» **Exercise directions**
Retype all of the data. Every line must match exactly.

(Collection entries)
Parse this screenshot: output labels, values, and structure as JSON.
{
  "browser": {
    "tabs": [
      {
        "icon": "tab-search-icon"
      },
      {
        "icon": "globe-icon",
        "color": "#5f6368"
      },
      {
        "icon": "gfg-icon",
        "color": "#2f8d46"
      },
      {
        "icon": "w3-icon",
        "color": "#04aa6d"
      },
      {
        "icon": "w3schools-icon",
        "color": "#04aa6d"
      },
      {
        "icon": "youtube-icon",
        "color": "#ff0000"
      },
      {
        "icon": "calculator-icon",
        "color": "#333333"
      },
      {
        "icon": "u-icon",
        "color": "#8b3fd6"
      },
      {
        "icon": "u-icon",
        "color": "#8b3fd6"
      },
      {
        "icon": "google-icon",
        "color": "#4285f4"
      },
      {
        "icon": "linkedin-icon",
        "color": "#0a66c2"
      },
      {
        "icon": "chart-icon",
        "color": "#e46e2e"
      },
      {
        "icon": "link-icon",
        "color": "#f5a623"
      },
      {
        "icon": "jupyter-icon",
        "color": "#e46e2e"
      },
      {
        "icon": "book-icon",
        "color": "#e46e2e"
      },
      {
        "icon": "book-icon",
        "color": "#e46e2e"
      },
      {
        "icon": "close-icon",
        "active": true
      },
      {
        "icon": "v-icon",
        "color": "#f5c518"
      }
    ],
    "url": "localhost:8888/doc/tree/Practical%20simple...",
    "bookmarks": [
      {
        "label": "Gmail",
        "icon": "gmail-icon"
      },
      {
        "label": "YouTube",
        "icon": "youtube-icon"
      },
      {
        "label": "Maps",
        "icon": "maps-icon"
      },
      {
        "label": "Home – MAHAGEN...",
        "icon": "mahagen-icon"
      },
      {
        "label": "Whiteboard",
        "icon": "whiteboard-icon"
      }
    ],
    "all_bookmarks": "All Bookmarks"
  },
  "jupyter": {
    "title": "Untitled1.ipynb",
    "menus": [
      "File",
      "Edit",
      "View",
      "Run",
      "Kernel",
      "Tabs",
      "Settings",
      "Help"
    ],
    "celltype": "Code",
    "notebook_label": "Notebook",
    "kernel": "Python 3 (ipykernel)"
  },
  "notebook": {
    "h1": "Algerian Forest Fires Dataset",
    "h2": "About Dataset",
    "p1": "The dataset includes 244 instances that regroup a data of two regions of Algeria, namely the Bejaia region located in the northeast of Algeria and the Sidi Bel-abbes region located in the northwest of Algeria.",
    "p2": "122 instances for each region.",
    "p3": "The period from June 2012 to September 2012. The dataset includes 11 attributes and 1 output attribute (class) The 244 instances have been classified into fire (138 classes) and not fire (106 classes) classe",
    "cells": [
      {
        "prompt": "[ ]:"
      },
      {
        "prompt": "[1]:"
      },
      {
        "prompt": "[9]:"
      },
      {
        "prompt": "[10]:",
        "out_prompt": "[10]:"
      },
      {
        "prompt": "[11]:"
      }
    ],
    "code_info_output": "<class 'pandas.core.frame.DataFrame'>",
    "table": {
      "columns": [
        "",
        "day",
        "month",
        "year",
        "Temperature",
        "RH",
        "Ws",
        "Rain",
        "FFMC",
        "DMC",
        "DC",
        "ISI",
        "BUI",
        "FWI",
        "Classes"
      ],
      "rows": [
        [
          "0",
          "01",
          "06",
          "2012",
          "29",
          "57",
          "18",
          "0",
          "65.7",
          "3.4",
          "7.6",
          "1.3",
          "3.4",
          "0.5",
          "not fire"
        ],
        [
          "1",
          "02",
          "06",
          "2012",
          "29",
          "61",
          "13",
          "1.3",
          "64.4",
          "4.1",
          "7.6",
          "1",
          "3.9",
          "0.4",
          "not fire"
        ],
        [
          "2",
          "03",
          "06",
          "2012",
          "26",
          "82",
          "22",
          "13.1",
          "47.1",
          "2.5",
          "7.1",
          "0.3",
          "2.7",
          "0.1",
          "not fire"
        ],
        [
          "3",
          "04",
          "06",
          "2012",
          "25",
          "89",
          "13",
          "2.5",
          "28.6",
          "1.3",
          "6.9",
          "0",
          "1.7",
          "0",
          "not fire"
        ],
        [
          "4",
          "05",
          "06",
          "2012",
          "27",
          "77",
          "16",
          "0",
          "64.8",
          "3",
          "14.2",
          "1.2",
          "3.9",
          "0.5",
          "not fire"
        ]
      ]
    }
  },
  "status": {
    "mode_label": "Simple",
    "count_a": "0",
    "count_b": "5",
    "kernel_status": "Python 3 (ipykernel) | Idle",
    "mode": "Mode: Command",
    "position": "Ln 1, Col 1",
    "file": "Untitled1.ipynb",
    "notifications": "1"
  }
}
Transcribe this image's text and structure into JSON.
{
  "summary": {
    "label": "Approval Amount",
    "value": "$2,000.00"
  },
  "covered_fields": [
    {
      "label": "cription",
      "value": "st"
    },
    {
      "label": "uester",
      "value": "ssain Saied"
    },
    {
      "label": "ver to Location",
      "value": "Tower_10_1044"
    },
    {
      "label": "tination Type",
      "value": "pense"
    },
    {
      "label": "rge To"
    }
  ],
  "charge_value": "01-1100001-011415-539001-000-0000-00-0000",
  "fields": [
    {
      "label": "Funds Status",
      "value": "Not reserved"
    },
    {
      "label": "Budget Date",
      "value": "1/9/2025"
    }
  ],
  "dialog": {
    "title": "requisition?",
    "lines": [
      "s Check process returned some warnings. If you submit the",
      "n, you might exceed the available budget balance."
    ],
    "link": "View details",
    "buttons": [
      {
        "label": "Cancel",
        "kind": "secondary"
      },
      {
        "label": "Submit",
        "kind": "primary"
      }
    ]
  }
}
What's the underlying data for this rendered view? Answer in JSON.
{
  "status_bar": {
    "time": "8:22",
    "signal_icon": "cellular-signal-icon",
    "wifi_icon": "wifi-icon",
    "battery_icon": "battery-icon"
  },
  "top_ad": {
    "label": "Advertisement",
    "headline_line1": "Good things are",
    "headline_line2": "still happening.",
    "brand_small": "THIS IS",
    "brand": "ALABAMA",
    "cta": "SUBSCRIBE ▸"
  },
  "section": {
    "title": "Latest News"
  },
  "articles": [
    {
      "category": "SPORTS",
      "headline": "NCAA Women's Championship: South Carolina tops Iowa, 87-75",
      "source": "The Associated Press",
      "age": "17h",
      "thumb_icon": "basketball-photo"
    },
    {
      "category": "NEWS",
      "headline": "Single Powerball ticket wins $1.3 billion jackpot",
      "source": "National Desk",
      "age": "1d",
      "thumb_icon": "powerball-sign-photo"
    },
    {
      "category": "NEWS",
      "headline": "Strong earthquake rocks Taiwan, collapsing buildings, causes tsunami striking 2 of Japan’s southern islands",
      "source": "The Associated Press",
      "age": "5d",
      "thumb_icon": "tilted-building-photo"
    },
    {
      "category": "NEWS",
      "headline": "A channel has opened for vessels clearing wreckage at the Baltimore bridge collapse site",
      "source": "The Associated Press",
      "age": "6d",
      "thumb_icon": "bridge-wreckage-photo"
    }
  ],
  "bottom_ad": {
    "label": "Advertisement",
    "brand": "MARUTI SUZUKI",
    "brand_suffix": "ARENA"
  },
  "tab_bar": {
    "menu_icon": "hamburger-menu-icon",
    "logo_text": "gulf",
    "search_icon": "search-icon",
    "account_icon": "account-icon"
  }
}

» **The solution**
Parse this screenshot: output labels, values, and structure as JSON.
{
  "browser": {
    "tabs": [
      {
        "icon": "tab-search-icon"
      },
      {
        "icon": "globe-icon",
        "color": "#5f6368"
      },
      {
        "icon": "gfg-icon",
        "color": "#2f8d46"
      },
      {
        "icon": "w3-icon",
        "color": "#04aa6d"
      },
      {
        "icon": "w3schools-icon",
        "color": "#04aa6d"
      },
      {
        "icon": "youtube-icon",
        "color": "#ff0000"
      },
      {
        "icon": "calculator-icon",
        "color": "#333333"
      },
      {
        "icon": "u-icon",
        "color": "#8b3fd6"
      },
      {
        "icon": "u-icon",
        "color": "#8b3fd6"
      },
      {
        "icon": "google-icon",
        "color": "#4285f4"
      },
      {
        "icon": "linkedin-icon",
        "color": "#0a66c2"
      },
      {
        "icon": "chart-icon",
        "color": "#e46e2e"
      },
      {
        "icon": "link-icon",
        "color": "#f5a623"
      },
      {
        "icon": "jupyter-icon",
        "color": "#e46e2e"
      },
      {
        "icon": "book-icon",
        "color": "#e46e2e"
      },
      {
        "icon": "book-icon",
        "color": "#e46e2e"
      },
      {
        "icon": "close-icon",
        "active": true
      },
      {
        "icon": "v-icon",
        "color": "#f5c518"
      }
    ],
    "url": "localhost:8888/doc/tree/Practical%20simple...",
    "bookmarks": [
      {
        "label": "Gmail",
        "icon": "gmail-icon"
      },
      {
        "label": "YouTube",
        "icon": "youtube-icon"
      },
      {
        "label": "Maps",
        "icon": "maps-icon"
      },
      {
        "label": "Home – MAHAGEN...",
        "icon": "mahagen-icon"
      },
      {
        "label": "Whiteboard",
        "icon": "whiteboard-icon"
      }
    ],
    "all_bookmarks": "All Bookmarks"
  },
  "jupyter": {
    "title": "Untitled1.ipynb",
    "menus": [
      "File",
      "Edit",
      "View",
      "Run",
      "Kernel",
      "Tabs",
      "Settings",
      "Help"
    ],
    "celltype": "Code",
    "notebook_label": "Notebook",
    "kernel": "Python 3 (ipykernel)"
  },
  "notebook": {
    "h1": "Algerian Forest Fires Dataset",
    "h2": "About Dataset",
    "p1": "The dataset includes 244 instances that regroup a data of two regions of Algeria, namely the Bejaia region located in the northeast of Algeria and the Sidi Bel-abbes region located in the northwest of Algeria.",
    "p2": "122 instances for each region.",
    "p3": "The period from June 2012 to September 2012. The dataset includes 11 attributes and 1 output attribute (class) The 244 instances have been classified into fire (138 classes) and not fire (106 classes) classe",
    "cells": [
      {
        "prompt": "[ ]:"
      },
      {
        "prompt": "[1]:"
      },
      {
        "prompt": "[9]:"
      },
      {
        "prompt": "[10]:",
        "out_prompt": "[10]:"
      },
      {
        "prompt": "[11]:"
      }
    ],
    "code_info_output": "<class 'pandas.core.frame.DataFrame'>",
    "table": {
      "columns": [
        "",
        "day",
        "month",
        "year",
        "Temperature",
        "RH",
        "Ws",
        "Rain",
        "FFMC",
        "DMC",
        "DC",
        "ISI",
        "BUI",
        "FWI",
        "Classes"
      ],
      "rows": [
        [
          "0",
          "01",
          "06",
          "2012",
          "29",
          "57",
          "18",
          "0",
          "65.7",
          "3.4",
          "7.6",
          "1.3",
          "3.4",
          "0.5",
          "not fire"
        ],
        [
          "1",
          "02",
          "06",
          "2012",
          "29",
          "61",
          "13",
          "1.3",
          "64.4",
          "4.1",
          "7.6",
          "1",
          "3.9",
          "0.4",
          "not fire"
        ],
        [
          "2",
          "03",
          "06",
          "2012",
          "26",
          "82",
          "22",
          "13.1",
          "47.1",
          "2.5",
          "7.1",
          "0.3",
          "2.7",
          "0.1",
          "not fire"
        ],
        [
          "3",
          "04",
          "06",
          "2012",
          "25",
          "89",
          "13",
          "2.5",
          "28.6",
          "1.3",
          "6.9",
          "0",
          "1.7",
          "0",
          "not fire"
        ],
        [
          "4",
          "05",
          "06",
          "2012",
          "27",
          "77",
          "16",
          "0",
          "64.8",
          "3",
          "14.2",
          "1.2",
          "3.9",
          "0.5",
          "not fire"
        ]
      ]
    }
  },
  "status": {
    "mode_label": "Simple",
    "count_a": "0",
    "count_b": "5",
    "kernel_status": "Python 3 (ipykernel) | Idle",
    "mode": "Mode: Command",
    "position": "Ln 1, Col 1",
    "file": "Untitled1.ipynb",
    "notifications": "1"
  }
}
Transcribe this image's text and structure into JSON.
{
  "summary": {
    "label": "Approval Amount",
    "value": "$2,000.00"
  },
  "covered_fields": [
    {
      "label": "cription",
      "value": "st"
    },
    {
      "label": "uester",
      "value": "ssain Saied"
    },
    {
      "label": "ver to Location",
      "value": "Tower_10_1044"
    },
    {
      "label": "tination Type",
      "value": "pense"
    },
    {
      "label": "rge To"
    }
  ],
  "charge_value": "01-1100001-011415-539001-000-0000-00-0000",
  "fields": [
    {
      "label": "Funds Status",
      "value": "Not reserved"
    },
    {
      "label": "Budget Date",
      "value": "1/9/2025"
    }
  ],
  "dialog": {
    "title": "requisition?",
    "lines": [
      "s Check process returned some warnings. If you submit the",
      "n, you might exceed the available budget balance."
    ],
    "link": "View details",
    "buttons": [
      {
        "label": "Cancel",
        "kind": "secondary"
      },
      {
        "label": "Submit",
        "kind": "primary"
      }
    ]
  }
}
What's the underlying data for this rendered view? Answer in JSON.
{
  "status_bar": {
    "time": "8:22",
    "signal_icon": "cellular-signal-icon",
    "wifi_icon": "wifi-icon",
    "battery_icon": "battery-icon"
  },
  "top_ad": {
    "label": "Advertisement",
    "headline_line1": "Good things are",
    "headline_line2": "still happening.",
    "brand_small": "THIS IS",
    "brand": "ALABAMA",
    "cta": "SUBSCRIBE ▸"
  },
  "section": {
    "title": "Latest News"
  },
  "articles": [
    {
      "category": "SPORTS",
      "headline": "NCAA Women's Championship: South Carolina tops Iowa, 87-75",
      "source": "The Associated Press",
      "age": "17h",
      "thumb_icon": "basketball-photo"
    },
    {
      "category": "NEWS",
      "headline": "Single Powerball ticket wins $1.3 billion jackpot",
      "source": "National Desk",
      "age": "1d",
      "thumb_icon": "powerball-sign-photo"
    },
    {
      "category": "NEWS",
      "headline": "Strong earthquake rocks Taiwan, collapsing buildings, causes tsunami striking 2 of Japan’s southern islands",
      "source": "The Associated Press",
      "age": "5d",
      "thumb_icon": "tilted-building-photo"
    },
    {
      "category": "NEWS",
      "headline": "A channel has opened for vessels clearing wreckage at the Baltimore bridge collapse site",
      "source": "The Associated Press",
      "age": "6d",
      "thumb_icon": "bridge-wreckage-photo"
    }
  ],
  "bottom_ad": {
    "label": "Advertisement",
    "brand": "MARUTI SUZUKI",
    "brand_suffix": "ARENA"
  },
  "tab_bar": {
    "menu_icon": "hamburger-menu-icon",
    "logo_text": "gulf",
    "search_icon": "search-icon",
    "account_icon": "account-icon"
  }
}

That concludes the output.